*Supplied records:*
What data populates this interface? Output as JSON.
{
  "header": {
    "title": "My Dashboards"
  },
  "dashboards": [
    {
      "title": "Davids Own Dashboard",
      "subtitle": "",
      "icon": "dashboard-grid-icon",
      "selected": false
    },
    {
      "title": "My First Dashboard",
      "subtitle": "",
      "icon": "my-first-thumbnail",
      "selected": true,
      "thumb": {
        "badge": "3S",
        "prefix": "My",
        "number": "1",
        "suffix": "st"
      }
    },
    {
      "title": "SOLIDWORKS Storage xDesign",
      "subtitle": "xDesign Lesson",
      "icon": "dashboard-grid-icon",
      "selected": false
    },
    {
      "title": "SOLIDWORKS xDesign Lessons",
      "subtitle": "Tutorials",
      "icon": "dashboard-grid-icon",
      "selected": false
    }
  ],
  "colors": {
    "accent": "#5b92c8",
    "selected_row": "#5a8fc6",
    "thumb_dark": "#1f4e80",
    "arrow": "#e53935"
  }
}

*Exercise aim:* Filter out every line that lacks the word "xDesign", and copy the rest.

*Worked solution:*
      "title": "SOLIDWORKS Storage xDesign",
      "subtitle": "xDesign Lesson",
      "title": "SOLIDWORKS xDesign Lessons",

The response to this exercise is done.